• **STATED EXERCISE**:
Collect each line of the records containing the string "smad".

• **DATASET CONTENT**:
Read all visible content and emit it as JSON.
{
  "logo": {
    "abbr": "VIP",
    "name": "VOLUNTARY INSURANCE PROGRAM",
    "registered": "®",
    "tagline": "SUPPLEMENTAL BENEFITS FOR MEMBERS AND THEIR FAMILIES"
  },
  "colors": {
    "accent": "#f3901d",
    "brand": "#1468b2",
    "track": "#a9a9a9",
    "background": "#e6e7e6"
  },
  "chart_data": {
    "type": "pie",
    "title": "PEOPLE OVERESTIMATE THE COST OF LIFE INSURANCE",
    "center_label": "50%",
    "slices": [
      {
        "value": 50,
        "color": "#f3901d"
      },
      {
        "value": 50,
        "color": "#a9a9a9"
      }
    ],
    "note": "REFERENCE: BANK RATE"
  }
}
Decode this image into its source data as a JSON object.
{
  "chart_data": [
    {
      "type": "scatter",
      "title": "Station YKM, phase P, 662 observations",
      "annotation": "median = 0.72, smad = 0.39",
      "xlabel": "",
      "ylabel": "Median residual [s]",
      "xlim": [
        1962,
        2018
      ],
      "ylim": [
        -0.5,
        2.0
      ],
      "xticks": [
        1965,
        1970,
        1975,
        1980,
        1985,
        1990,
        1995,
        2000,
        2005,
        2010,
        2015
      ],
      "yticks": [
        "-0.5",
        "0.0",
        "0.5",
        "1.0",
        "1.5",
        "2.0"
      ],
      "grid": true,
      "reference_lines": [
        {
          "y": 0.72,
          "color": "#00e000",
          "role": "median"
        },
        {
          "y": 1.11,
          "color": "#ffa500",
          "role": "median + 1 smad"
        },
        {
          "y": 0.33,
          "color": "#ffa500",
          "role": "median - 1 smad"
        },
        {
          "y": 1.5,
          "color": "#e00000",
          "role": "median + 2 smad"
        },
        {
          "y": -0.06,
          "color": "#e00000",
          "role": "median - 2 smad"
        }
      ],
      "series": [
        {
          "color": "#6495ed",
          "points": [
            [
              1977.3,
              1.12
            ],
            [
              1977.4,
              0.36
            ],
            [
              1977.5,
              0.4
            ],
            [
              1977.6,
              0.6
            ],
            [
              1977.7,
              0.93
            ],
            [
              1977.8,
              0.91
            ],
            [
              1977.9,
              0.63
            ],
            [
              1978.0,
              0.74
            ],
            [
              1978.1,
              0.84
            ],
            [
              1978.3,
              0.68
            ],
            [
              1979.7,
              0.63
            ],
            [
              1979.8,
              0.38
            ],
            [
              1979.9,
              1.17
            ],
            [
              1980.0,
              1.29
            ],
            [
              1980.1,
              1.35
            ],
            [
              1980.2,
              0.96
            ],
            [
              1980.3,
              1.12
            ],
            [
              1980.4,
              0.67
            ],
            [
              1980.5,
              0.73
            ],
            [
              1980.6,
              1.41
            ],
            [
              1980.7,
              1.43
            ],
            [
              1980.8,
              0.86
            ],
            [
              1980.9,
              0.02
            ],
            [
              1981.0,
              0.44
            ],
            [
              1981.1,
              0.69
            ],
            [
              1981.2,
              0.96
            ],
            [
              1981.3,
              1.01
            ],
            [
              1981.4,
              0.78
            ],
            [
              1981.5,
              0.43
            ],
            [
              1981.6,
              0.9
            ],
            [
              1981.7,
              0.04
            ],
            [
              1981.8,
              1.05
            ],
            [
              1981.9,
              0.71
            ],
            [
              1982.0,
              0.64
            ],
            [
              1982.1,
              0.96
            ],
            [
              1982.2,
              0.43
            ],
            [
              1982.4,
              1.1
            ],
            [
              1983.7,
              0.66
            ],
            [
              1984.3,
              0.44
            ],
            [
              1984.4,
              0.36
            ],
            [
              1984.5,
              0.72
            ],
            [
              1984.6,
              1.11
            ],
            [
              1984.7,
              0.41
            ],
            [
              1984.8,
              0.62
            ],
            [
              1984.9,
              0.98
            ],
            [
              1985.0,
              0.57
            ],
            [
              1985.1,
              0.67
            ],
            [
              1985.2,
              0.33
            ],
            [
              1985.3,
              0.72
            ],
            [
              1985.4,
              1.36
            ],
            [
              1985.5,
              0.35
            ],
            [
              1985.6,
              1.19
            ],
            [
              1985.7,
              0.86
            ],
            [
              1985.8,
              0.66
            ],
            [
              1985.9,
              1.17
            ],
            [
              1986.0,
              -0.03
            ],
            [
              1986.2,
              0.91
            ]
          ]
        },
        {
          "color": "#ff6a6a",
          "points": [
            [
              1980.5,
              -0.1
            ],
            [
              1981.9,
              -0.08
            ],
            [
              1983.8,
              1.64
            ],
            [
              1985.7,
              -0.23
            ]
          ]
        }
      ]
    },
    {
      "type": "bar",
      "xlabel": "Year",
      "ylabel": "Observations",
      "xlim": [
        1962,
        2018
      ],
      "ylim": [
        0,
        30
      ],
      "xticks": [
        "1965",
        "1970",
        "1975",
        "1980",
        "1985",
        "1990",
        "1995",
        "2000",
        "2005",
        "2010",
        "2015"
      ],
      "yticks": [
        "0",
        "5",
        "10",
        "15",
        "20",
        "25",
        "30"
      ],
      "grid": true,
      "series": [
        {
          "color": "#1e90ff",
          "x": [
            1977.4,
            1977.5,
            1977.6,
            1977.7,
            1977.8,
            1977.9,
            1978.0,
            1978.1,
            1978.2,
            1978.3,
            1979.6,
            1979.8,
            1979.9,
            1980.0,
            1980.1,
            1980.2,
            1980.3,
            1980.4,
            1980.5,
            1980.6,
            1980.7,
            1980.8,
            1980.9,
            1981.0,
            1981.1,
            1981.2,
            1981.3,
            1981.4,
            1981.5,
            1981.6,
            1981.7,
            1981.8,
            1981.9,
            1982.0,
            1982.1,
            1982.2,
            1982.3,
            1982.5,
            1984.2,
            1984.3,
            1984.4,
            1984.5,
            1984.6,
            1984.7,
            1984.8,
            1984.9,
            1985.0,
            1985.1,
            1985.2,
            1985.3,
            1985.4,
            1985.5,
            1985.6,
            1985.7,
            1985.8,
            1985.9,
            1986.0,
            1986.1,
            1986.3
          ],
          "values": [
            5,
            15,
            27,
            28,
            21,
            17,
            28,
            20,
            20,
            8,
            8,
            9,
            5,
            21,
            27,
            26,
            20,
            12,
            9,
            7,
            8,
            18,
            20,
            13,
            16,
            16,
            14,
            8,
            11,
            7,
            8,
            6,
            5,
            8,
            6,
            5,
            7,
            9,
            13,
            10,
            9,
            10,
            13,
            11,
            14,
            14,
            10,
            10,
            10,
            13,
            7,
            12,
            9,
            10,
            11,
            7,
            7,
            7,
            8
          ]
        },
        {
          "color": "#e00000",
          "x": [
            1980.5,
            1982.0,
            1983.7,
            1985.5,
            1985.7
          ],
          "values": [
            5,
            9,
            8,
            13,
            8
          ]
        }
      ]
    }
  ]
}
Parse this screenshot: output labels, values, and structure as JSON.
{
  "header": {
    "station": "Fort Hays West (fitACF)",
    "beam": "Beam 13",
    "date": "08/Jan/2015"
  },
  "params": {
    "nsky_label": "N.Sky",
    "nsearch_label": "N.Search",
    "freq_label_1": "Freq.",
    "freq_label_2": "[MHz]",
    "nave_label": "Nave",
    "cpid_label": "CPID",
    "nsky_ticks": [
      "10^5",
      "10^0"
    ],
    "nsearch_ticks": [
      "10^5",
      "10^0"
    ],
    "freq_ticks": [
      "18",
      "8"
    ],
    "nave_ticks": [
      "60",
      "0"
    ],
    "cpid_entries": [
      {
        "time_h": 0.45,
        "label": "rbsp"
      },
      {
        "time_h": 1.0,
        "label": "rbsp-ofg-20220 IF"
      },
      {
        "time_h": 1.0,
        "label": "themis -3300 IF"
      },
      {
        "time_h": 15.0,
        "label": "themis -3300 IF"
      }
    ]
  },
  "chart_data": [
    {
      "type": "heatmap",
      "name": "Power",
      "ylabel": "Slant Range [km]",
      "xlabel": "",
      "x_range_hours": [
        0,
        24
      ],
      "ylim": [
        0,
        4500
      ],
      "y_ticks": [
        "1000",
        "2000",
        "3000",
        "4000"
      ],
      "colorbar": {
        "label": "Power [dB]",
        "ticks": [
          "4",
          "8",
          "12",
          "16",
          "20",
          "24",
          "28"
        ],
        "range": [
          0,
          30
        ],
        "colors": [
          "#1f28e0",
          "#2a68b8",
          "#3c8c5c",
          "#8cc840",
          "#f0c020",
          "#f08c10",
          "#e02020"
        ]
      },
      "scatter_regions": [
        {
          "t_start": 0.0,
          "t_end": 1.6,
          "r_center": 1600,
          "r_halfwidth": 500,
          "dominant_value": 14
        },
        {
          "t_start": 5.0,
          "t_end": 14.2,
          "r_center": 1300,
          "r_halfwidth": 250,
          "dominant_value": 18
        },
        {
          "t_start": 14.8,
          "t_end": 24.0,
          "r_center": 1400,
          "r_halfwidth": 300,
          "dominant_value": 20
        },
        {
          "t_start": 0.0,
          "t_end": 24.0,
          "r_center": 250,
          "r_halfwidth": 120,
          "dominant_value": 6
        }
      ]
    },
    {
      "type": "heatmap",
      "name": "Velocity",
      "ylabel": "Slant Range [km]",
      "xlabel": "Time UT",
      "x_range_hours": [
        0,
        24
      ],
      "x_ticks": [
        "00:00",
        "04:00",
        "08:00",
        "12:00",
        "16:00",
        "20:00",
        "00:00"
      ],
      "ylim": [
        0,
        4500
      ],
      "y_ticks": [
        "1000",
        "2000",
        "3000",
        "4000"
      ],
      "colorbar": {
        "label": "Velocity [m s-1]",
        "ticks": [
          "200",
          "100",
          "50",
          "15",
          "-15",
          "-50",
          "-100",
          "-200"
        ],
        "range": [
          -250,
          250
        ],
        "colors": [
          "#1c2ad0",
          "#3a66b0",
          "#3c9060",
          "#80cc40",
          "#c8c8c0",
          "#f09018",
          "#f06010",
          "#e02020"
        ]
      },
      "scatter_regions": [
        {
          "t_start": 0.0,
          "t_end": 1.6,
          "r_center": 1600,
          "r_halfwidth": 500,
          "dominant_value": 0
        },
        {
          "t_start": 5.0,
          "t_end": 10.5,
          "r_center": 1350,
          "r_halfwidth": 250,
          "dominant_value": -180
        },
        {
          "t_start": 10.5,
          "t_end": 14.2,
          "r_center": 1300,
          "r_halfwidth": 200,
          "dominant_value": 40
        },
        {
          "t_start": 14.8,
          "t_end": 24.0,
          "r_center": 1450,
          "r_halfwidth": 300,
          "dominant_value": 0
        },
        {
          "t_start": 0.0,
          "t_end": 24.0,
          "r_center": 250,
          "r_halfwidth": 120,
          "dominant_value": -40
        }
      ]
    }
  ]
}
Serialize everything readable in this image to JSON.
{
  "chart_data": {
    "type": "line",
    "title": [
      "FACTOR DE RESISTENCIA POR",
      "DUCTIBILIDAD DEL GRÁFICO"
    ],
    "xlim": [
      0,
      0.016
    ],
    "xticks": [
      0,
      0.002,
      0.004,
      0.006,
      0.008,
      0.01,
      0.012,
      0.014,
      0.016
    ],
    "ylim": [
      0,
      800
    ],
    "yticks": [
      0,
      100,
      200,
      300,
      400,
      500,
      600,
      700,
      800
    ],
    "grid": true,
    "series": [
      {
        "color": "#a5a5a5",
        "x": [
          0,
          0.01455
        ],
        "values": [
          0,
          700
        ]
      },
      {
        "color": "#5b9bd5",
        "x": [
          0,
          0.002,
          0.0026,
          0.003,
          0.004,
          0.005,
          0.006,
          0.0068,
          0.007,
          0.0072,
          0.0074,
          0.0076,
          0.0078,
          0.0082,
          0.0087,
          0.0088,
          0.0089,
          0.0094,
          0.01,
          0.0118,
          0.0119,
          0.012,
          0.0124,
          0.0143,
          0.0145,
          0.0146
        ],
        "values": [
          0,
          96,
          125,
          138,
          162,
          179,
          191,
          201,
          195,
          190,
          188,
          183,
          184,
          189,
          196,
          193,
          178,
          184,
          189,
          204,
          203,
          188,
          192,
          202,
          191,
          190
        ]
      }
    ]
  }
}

• **RESULT OF THE TASK**:
      "annotation": "median = 0.72, smad = 0.39",
          "role": "median + 1 smad"
          "role": "median - 1 smad"
          "role": "median + 2 smad"
          "role": "median - 2 smad"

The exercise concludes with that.